Description of the task: Report how many lines in the records hold the string "Яндекс"; give the number and nothing else.
Start of Information provided
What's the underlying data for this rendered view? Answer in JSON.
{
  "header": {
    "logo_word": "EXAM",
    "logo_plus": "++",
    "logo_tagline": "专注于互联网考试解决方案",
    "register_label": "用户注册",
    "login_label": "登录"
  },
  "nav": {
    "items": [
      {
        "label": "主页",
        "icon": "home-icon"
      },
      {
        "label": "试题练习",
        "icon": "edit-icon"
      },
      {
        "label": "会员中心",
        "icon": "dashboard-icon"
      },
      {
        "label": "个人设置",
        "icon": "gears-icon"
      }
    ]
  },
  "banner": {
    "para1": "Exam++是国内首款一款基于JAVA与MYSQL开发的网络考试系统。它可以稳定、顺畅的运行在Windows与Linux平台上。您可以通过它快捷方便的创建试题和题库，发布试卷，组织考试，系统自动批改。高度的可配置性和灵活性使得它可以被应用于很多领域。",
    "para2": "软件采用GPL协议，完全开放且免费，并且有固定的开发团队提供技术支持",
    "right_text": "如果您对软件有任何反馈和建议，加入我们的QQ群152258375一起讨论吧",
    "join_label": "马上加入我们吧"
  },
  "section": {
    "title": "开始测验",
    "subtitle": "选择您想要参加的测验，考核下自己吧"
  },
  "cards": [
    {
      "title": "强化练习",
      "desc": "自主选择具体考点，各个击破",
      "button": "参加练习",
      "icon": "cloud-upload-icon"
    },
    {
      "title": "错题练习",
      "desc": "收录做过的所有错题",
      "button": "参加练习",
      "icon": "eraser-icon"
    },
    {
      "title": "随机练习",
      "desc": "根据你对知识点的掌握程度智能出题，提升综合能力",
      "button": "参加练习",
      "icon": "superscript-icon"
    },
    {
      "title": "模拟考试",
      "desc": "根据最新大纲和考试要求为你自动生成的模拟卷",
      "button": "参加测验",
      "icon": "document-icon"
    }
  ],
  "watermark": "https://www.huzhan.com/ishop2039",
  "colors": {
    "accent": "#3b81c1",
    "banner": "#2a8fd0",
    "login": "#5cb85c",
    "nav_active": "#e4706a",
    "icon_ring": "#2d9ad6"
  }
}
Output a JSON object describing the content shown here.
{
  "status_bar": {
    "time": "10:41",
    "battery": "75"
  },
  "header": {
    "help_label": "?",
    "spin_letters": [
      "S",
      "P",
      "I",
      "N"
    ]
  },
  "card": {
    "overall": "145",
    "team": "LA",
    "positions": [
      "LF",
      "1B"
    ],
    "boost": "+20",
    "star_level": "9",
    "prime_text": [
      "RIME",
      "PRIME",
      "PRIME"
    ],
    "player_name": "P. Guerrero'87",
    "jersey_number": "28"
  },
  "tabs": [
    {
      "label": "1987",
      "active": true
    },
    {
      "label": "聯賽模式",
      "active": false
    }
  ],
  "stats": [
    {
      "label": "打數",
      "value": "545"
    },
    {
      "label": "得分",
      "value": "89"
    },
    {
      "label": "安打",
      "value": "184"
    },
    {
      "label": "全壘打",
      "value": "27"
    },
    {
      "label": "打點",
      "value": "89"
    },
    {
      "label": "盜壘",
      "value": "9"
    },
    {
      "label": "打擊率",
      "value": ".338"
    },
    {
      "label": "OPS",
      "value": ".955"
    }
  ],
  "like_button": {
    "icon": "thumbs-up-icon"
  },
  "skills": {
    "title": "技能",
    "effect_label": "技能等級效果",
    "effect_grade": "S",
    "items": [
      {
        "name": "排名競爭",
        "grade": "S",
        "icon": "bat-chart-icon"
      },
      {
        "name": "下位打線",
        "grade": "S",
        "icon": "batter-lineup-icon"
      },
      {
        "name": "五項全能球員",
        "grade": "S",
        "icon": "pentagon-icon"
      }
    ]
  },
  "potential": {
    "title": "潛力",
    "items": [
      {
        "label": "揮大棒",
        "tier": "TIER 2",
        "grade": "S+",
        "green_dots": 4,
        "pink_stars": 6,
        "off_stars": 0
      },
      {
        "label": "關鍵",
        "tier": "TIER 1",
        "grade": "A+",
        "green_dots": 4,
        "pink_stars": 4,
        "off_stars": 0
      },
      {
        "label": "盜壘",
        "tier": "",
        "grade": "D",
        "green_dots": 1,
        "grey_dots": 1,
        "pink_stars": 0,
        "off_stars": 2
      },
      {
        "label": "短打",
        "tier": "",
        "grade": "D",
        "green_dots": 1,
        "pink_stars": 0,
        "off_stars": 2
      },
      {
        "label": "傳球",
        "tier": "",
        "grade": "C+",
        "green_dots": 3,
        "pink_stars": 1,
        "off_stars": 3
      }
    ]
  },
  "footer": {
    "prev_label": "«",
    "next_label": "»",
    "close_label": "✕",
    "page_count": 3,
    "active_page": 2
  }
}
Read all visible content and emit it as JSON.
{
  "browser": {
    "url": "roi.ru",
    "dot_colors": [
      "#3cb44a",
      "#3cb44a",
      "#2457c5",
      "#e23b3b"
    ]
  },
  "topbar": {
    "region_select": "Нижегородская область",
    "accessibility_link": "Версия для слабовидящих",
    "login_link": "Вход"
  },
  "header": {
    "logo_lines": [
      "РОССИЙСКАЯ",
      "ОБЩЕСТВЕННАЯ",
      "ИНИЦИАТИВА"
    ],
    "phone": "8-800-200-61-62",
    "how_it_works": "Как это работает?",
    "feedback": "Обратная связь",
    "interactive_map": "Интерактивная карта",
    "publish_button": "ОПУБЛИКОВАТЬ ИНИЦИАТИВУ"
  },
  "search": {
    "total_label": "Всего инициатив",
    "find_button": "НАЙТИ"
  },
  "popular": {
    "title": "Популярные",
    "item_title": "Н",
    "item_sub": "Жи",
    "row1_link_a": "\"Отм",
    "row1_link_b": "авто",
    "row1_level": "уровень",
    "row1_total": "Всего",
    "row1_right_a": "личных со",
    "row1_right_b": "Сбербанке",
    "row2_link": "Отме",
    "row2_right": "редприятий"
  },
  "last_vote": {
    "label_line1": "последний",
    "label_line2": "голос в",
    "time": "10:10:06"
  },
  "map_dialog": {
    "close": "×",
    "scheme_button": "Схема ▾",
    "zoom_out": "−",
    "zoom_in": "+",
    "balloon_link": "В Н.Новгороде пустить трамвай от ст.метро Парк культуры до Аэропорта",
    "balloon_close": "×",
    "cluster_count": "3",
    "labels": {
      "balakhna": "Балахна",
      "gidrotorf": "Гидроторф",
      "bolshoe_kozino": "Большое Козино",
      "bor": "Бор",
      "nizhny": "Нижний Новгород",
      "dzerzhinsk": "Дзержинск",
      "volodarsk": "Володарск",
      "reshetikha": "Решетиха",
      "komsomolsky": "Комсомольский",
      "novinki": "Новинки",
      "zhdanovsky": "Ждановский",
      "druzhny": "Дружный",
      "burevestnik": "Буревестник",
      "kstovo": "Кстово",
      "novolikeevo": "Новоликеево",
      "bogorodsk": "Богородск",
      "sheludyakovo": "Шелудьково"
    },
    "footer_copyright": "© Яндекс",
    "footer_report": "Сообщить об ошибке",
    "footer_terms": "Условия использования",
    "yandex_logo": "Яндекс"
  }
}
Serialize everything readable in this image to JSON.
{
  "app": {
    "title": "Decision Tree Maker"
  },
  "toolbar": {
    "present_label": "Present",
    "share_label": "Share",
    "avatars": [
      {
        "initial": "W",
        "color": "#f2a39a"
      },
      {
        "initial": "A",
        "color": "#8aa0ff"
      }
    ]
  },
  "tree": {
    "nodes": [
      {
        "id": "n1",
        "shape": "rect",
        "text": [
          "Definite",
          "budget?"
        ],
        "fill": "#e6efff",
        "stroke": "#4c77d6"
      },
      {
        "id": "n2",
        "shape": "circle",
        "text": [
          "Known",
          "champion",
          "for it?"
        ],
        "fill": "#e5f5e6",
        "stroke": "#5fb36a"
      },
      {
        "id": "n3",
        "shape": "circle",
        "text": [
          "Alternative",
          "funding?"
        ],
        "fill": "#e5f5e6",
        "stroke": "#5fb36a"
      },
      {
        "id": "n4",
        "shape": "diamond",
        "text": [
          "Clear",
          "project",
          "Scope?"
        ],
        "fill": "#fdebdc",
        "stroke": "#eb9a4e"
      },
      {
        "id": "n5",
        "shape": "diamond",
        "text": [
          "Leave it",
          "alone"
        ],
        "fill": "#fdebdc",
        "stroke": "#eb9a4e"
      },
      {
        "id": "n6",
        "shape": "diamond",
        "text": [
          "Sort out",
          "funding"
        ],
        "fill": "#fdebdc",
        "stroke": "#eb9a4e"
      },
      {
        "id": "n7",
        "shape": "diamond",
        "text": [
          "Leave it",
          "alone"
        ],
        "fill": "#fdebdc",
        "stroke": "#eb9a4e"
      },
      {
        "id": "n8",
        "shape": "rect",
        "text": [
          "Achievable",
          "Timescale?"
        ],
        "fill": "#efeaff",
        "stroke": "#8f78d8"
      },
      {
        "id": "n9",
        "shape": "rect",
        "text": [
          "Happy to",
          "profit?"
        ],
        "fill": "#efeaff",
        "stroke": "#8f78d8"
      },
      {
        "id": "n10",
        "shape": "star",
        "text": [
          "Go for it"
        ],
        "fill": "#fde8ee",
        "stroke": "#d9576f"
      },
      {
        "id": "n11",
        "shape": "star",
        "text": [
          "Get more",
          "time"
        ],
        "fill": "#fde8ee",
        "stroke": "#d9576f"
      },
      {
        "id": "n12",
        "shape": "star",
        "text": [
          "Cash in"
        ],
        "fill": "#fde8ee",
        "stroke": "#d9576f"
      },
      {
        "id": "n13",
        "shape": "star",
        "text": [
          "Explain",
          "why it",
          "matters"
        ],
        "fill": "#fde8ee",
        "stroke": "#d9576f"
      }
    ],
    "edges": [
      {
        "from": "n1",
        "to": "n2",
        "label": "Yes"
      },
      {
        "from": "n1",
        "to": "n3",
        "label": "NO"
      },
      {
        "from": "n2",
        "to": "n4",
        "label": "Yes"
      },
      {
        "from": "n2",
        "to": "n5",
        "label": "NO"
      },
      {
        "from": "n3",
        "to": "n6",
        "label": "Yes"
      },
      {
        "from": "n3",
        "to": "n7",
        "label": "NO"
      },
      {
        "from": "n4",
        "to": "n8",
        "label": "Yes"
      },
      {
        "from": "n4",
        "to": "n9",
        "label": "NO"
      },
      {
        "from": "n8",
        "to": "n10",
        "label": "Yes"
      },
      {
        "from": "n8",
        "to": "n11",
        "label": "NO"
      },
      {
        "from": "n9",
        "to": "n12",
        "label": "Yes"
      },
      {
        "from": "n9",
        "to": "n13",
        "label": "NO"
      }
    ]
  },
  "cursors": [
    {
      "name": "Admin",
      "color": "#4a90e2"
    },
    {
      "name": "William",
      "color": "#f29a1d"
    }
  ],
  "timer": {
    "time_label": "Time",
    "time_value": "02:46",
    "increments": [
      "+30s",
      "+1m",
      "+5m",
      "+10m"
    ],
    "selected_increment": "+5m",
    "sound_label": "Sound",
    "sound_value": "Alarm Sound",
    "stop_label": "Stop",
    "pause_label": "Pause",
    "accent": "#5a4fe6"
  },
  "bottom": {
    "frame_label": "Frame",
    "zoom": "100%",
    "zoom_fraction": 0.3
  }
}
End of Information provided
Written solution: 2